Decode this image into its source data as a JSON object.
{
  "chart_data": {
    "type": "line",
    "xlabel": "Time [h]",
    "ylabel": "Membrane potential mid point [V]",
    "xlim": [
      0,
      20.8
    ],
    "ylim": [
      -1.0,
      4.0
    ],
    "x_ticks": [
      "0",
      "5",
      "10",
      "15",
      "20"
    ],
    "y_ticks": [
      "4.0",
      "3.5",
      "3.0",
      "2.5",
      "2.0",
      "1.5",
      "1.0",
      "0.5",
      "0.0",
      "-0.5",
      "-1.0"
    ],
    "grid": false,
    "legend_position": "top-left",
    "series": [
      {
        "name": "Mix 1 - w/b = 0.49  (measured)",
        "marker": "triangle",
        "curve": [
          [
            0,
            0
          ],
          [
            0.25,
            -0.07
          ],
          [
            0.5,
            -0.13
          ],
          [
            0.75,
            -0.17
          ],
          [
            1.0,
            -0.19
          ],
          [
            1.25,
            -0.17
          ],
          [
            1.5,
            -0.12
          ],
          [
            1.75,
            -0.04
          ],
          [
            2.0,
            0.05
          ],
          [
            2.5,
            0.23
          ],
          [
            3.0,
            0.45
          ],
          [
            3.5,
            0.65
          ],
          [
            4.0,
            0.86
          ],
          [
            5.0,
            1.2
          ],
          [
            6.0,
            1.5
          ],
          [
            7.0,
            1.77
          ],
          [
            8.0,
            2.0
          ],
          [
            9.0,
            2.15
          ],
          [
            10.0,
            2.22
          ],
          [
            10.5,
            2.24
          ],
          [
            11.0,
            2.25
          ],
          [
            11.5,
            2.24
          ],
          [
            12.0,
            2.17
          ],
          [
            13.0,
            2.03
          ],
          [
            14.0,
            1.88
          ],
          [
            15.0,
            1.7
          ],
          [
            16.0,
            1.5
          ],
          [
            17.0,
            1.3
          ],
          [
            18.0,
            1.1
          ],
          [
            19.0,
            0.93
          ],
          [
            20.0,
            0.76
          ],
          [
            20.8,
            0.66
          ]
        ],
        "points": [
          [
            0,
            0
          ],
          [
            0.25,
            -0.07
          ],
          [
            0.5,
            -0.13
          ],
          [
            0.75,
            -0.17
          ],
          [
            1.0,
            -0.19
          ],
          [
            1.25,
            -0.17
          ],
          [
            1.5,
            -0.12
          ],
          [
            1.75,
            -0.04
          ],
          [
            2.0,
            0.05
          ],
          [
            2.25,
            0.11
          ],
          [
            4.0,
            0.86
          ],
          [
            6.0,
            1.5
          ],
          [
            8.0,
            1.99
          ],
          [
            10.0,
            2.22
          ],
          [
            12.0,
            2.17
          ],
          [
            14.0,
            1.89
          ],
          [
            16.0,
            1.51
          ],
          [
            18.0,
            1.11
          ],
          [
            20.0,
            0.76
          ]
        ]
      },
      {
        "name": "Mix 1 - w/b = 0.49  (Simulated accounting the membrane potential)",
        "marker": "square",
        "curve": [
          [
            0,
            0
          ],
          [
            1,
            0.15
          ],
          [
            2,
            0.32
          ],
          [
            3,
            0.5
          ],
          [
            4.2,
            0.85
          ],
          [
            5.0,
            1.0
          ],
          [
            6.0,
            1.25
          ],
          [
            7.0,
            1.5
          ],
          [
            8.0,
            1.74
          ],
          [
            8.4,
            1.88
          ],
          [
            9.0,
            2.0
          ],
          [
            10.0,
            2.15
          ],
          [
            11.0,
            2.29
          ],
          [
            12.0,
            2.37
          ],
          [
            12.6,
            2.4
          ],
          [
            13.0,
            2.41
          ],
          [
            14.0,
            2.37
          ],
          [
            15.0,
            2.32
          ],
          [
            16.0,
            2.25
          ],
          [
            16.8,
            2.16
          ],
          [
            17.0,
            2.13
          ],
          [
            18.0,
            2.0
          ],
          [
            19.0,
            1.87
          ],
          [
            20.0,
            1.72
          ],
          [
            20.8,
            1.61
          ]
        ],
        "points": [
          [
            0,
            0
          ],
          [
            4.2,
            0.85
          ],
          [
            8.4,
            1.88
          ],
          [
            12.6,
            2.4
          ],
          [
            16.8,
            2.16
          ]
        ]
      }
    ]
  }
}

# REQUIREMENT
From the first line to the last, retype the data exactly.

# OUTPUT FOR THIS EXERCISE
Decode this image into its source data as a JSON object.
{
  "chart_data": {
    "type": "line",
    "xlabel": "Time [h]",
    "ylabel": "Membrane potential mid point [V]",
    "xlim": [
      0,
      20.8
    ],
    "ylim": [
      -1.0,
      4.0
    ],
    "x_ticks": [
      "0",
      "5",
      "10",
      "15",
      "20"
    ],
    "y_ticks": [
      "4.0",
      "3.5",
      "3.0",
      "2.5",
      "2.0",
      "1.5",
      "1.0",
      "0.5",
      "0.0",
      "-0.5",
      "-1.0"
    ],
    "grid": false,
    "legend_position": "top-left",
    "series": [
      {
        "name": "Mix 1 - w/b = 0.49  (measured)",
        "marker": "triangle",
        "curve": [
          [
            0,
            0
          ],
          [
            0.25,
            -0.07
          ],
          [
            0.5,
            -0.13
          ],
          [
            0.75,
            -0.17
          ],
          [
            1.0,
            -0.19
          ],
          [
            1.25,
            -0.17
          ],
          [
            1.5,
            -0.12
          ],
          [
            1.75,
            -0.04
          ],
          [
            2.0,
            0.05
          ],
          [
            2.5,
            0.23
          ],
          [
            3.0,
            0.45
          ],
          [
            3.5,
            0.65
          ],
          [
            4.0,
            0.86
          ],
          [
            5.0,
            1.2
          ],
          [
            6.0,
            1.5
          ],
          [
            7.0,
            1.77
          ],
          [
            8.0,
            2.0
          ],
          [
            9.0,
            2.15
          ],
          [
            10.0,
            2.22
          ],
          [
            10.5,
            2.24
          ],
          [
            11.0,
            2.25
          ],
          [
            11.5,
            2.24
          ],
          [
            12.0,
            2.17
          ],
          [
            13.0,
            2.03
          ],
          [
            14.0,
            1.88
          ],
          [
            15.0,
            1.7
          ],
          [
            16.0,
            1.5
          ],
          [
            17.0,
            1.3
          ],
          [
            18.0,
            1.1
          ],
          [
            19.0,
            0.93
          ],
          [
            20.0,
            0.76
          ],
          [
            20.8,
            0.66
          ]
        ],
        "points": [
          [
            0,
            0
          ],
          [
            0.25,
            -0.07
          ],
          [
            0.5,
            -0.13
          ],
          [
            0.75,
            -0.17
          ],
          [
            1.0,
            -0.19
          ],
          [
            1.25,
            -0.17
          ],
          [
            1.5,
            -0.12
          ],
          [
            1.75,
            -0.04
          ],
          [
            2.0,
            0.05
          ],
          [
            2.25,
            0.11
          ],
          [
            4.0,
            0.86
          ],
          [
            6.0,
            1.5
          ],
          [
            8.0,
            1.99
          ],
          [
            10.0,
            2.22
          ],
          [
            12.0,
            2.17
          ],
          [
            14.0,
            1.89
          ],
          [
            16.0,
            1.51
          ],
          [
            18.0,
            1.11
          ],
          [
            20.0,
            0.76
          ]
        ]
      },
      {
        "name": "Mix 1 - w/b = 0.49  (Simulated accounting the membrane potential)",
        "marker": "square",
        "curve": [
          [
            0,
            0
          ],
          [
            1,
            0.15
          ],
          [
            2,
            0.32
          ],
          [
            3,
            0.5
          ],
          [
            4.2,
            0.85
          ],
          [
            5.0,
            1.0
          ],
          [
            6.0,
            1.25
          ],
          [
            7.0,
            1.5
          ],
          [
            8.0,
            1.74
          ],
          [
            8.4,
            1.88
          ],
          [
            9.0,
            2.0
          ],
          [
            10.0,
            2.15
          ],
          [
            11.0,
            2.29
          ],
          [
            12.0,
            2.37
          ],
          [
            12.6,
            2.4
          ],
          [
            13.0,
            2.41
          ],
          [
            14.0,
            2.37
          ],
          [
            15.0,
            2.32
          ],
          [
            16.0,
            2.25
          ],
          [
            16.8,
            2.16
          ],
          [
            17.0,
            2.13
          ],
          [
            18.0,
            2.0
          ],
          [
            19.0,
            1.87
          ],
          [
            20.0,
            1.72
          ],
          [
            20.8,
            1.61
          ]
        ],
        "points": [
          [
            0,
            0
          ],
          [
            4.2,
            0.85
          ],
          [
            8.4,
            1.88
          ],
          [
            12.6,
            2.4
          ],
          [
            16.8,
            2.16
          ]
        ]
      }
    ]
  }
}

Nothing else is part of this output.